▸ **WRITTEN PROBLEM**
Show all lines of the listing that hold the word "fundraising".
────────────────
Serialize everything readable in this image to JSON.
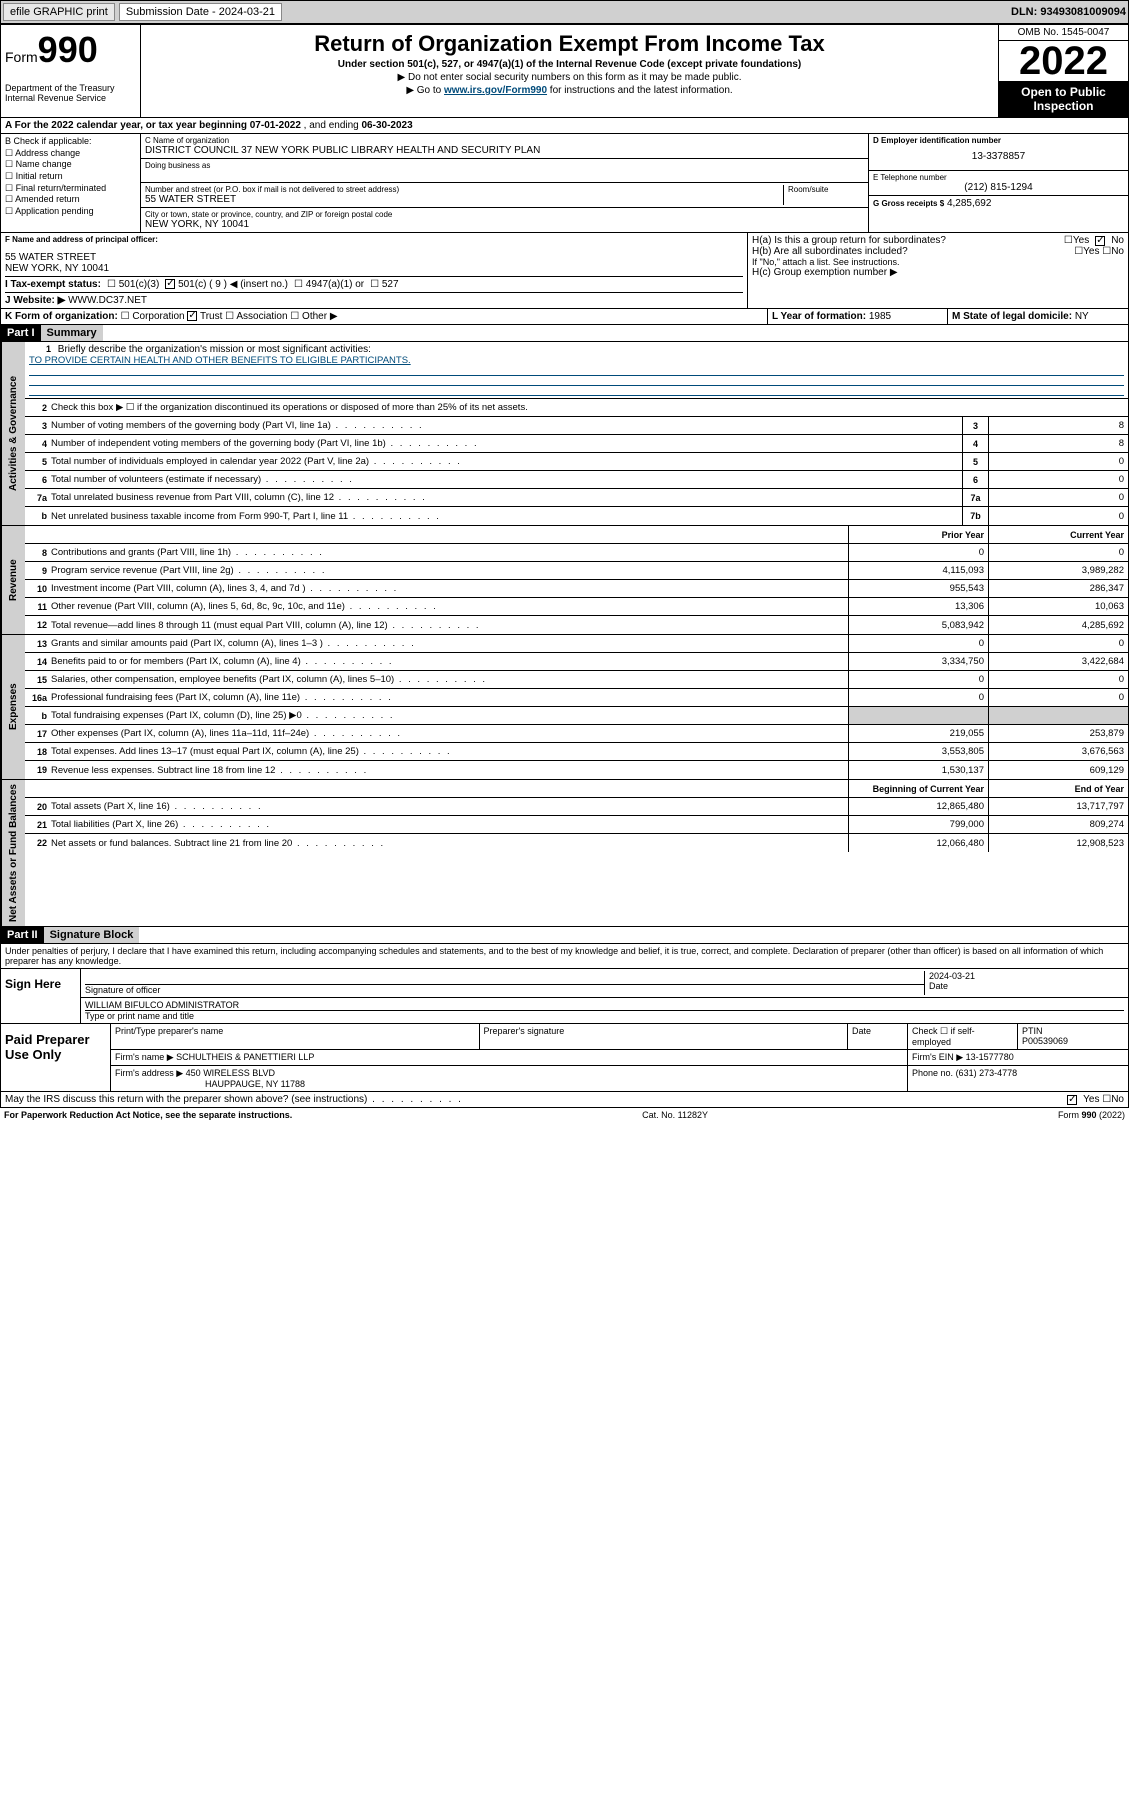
{
  "topbar": {
    "efile": "efile GRAPHIC print",
    "submission_label": "Submission Date - 2024-03-21",
    "dln": "DLN: 93493081009094"
  },
  "header": {
    "form_word": "Form",
    "form_num": "990",
    "dept": "Department of the Treasury\nInternal Revenue Service",
    "title": "Return of Organization Exempt From Income Tax",
    "subtitle": "Under section 501(c), 527, or 4947(a)(1) of the Internal Revenue Code (except private foundations)",
    "note1": "▶ Do not enter social security numbers on this form as it may be made public.",
    "note2_pre": "▶ Go to ",
    "note2_link": "www.irs.gov/Form990",
    "note2_post": " for instructions and the latest information.",
    "omb": "OMB No. 1545-0047",
    "year": "2022",
    "open_pub": "Open to Public Inspection"
  },
  "period": {
    "label_a": "A For the 2022 calendar year, or tax year beginning ",
    "begin": "07-01-2022",
    "mid": " , and ending ",
    "end": "06-30-2023"
  },
  "blockB": {
    "title": "B Check if applicable:",
    "opts": [
      "Address change",
      "Name change",
      "Initial return",
      "Final return/terminated",
      "Amended return",
      "Application pending"
    ]
  },
  "blockC": {
    "name_lbl": "C Name of organization",
    "name": "DISTRICT COUNCIL 37 NEW YORK PUBLIC LIBRARY HEALTH AND SECURITY PLAN",
    "dba_lbl": "Doing business as",
    "addr_lbl": "Number and street (or P.O. box if mail is not delivered to street address)",
    "room_lbl": "Room/suite",
    "addr": "55 WATER STREET",
    "city_lbl": "City or town, state or province, country, and ZIP or foreign postal code",
    "city": "NEW YORK, NY  10041"
  },
  "blockD": {
    "lbl": "D Employer identification number",
    "val": "13-3378857"
  },
  "blockE": {
    "lbl": "E Telephone number",
    "val": "(212) 815-1294"
  },
  "blockG": {
    "lbl": "G Gross receipts $",
    "val": "4,285,692"
  },
  "blockF": {
    "lbl": "F Name and address of principal officer:",
    "addr1": "55 WATER STREET",
    "addr2": "NEW YORK, NY  10041"
  },
  "blockH": {
    "ha": "H(a)  Is this a group return for subordinates?",
    "hb": "H(b)  Are all subordinates included?",
    "hb_note": "If \"No,\" attach a list. See instructions.",
    "hc": "H(c)  Group exemption number ▶"
  },
  "blockI": {
    "lbl": "I   Tax-exempt status:",
    "o1": "501(c)(3)",
    "o2": "501(c) ( 9 ) ◀ (insert no.)",
    "o3": "4947(a)(1) or",
    "o4": "527"
  },
  "blockJ": {
    "lbl": "J   Website: ▶",
    "val": "WWW.DC37.NET"
  },
  "blockK": {
    "lbl": "K Form of organization:",
    "o1": "Corporation",
    "o2": "Trust",
    "o3": "Association",
    "o4": "Other ▶"
  },
  "blockL": {
    "lbl": "L Year of formation:",
    "val": "1985"
  },
  "blockM": {
    "lbl": "M State of legal domicile:",
    "val": "NY"
  },
  "part1": {
    "hdr": "Part I",
    "title": "Summary",
    "l1": "Briefly describe the organization's mission or most significant activities:",
    "mission": "TO PROVIDE CERTAIN HEALTH AND OTHER BENEFITS TO ELIGIBLE PARTICIPANTS.",
    "l2": "Check this box ▶ ☐  if the organization discontinued its operations or disposed of more than 25% of its net assets.",
    "rows_gov": [
      {
        "n": "3",
        "t": "Number of voting members of the governing body (Part VI, line 1a)",
        "box": "3",
        "v": "8"
      },
      {
        "n": "4",
        "t": "Number of independent voting members of the governing body (Part VI, line 1b)",
        "box": "4",
        "v": "8"
      },
      {
        "n": "5",
        "t": "Total number of individuals employed in calendar year 2022 (Part V, line 2a)",
        "box": "5",
        "v": "0"
      },
      {
        "n": "6",
        "t": "Total number of volunteers (estimate if necessary)",
        "box": "6",
        "v": "0"
      },
      {
        "n": "7a",
        "t": "Total unrelated business revenue from Part VIII, column (C), line 12",
        "box": "7a",
        "v": "0"
      },
      {
        "n": "b",
        "t": "Net unrelated business taxable income from Form 990-T, Part I, line 11",
        "box": "7b",
        "v": "0"
      }
    ],
    "col_prior": "Prior Year",
    "col_current": "Current Year",
    "rows_rev": [
      {
        "n": "8",
        "t": "Contributions and grants (Part VIII, line 1h)",
        "p": "0",
        "c": "0"
      },
      {
        "n": "9",
        "t": "Program service revenue (Part VIII, line 2g)",
        "p": "4,115,093",
        "c": "3,989,282"
      },
      {
        "n": "10",
        "t": "Investment income (Part VIII, column (A), lines 3, 4, and 7d )",
        "p": "955,543",
        "c": "286,347"
      },
      {
        "n": "11",
        "t": "Other revenue (Part VIII, column (A), lines 5, 6d, 8c, 9c, 10c, and 11e)",
        "p": "13,306",
        "c": "10,063"
      },
      {
        "n": "12",
        "t": "Total revenue—add lines 8 through 11 (must equal Part VIII, column (A), line 12)",
        "p": "5,083,942",
        "c": "4,285,692"
      }
    ],
    "rows_exp": [
      {
        "n": "13",
        "t": "Grants and similar amounts paid (Part IX, column (A), lines 1–3 )",
        "p": "0",
        "c": "0"
      },
      {
        "n": "14",
        "t": "Benefits paid to or for members (Part IX, column (A), line 4)",
        "p": "3,334,750",
        "c": "3,422,684"
      },
      {
        "n": "15",
        "t": "Salaries, other compensation, employee benefits (Part IX, column (A), lines 5–10)",
        "p": "0",
        "c": "0"
      },
      {
        "n": "16a",
        "t": "Professional fundraising fees (Part IX, column (A), line 11e)",
        "p": "0",
        "c": "0"
      },
      {
        "n": "b",
        "t": "Total fundraising expenses (Part IX, column (D), line 25) ▶0",
        "p": "",
        "c": "",
        "shade": true
      },
      {
        "n": "17",
        "t": "Other expenses (Part IX, column (A), lines 11a–11d, 11f–24e)",
        "p": "219,055",
        "c": "253,879"
      },
      {
        "n": "18",
        "t": "Total expenses. Add lines 13–17 (must equal Part IX, column (A), line 25)",
        "p": "3,553,805",
        "c": "3,676,563"
      },
      {
        "n": "19",
        "t": "Revenue less expenses. Subtract line 18 from line 12",
        "p": "1,530,137",
        "c": "609,129"
      }
    ],
    "col_beg": "Beginning of Current Year",
    "col_end": "End of Year",
    "rows_net": [
      {
        "n": "20",
        "t": "Total assets (Part X, line 16)",
        "p": "12,865,480",
        "c": "13,717,797"
      },
      {
        "n": "21",
        "t": "Total liabilities (Part X, line 26)",
        "p": "799,000",
        "c": "809,274"
      },
      {
        "n": "22",
        "t": "Net assets or fund balances. Subtract line 21 from line 20",
        "p": "12,066,480",
        "c": "12,908,523"
      }
    ]
  },
  "part2": {
    "hdr": "Part II",
    "title": "Signature Block",
    "jurat": "Under penalties of perjury, I declare that I have examined this return, including accompanying schedules and statements, and to the best of my knowledge and belief, it is true, correct, and complete. Declaration of preparer (other than officer) is based on all information of which preparer has any knowledge.",
    "sign_here": "Sign Here",
    "sig_officer": "Signature of officer",
    "sig_date": "2024-03-21",
    "date_lbl": "Date",
    "officer_name": "WILLIAM BIFULCO  ADMINISTRATOR",
    "name_title_lbl": "Type or print name and title",
    "paid_prep": "Paid Preparer Use Only",
    "pp_name_lbl": "Print/Type preparer's name",
    "pp_sig_lbl": "Preparer's signature",
    "pp_date_lbl": "Date",
    "pp_check": "Check ☐ if self-employed",
    "ptin_lbl": "PTIN",
    "ptin": "P00539069",
    "firm_name_lbl": "Firm's name    ▶",
    "firm_name": "SCHULTHEIS & PANETTIERI LLP",
    "firm_ein_lbl": "Firm's EIN ▶",
    "firm_ein": "13-1577780",
    "firm_addr_lbl": "Firm's address ▶",
    "firm_addr1": "450 WIRELESS BLVD",
    "firm_addr2": "HAUPPAUGE, NY  11788",
    "phone_lbl": "Phone no.",
    "phone": "(631) 273-4778",
    "discuss": "May the IRS discuss this return with the preparer shown above? (see instructions)"
  },
  "footer": {
    "left": "For Paperwork Reduction Act Notice, see the separate instructions.",
    "mid": "Cat. No. 11282Y",
    "right": "Form 990 (2022)"
  },
  "vtabs": {
    "gov": "Activities & Governance",
    "rev": "Revenue",
    "exp": "Expenses",
    "net": "Net Assets or Fund Balances"
  }
}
────────────────
▸ **ANSWER TO THIS PROBLEM**
        "t": "Professional fundraising fees (Part IX, column (A), line 11e)",
        "t": "Total fundraising expenses (Part IX, column (D), line 25) ▶0",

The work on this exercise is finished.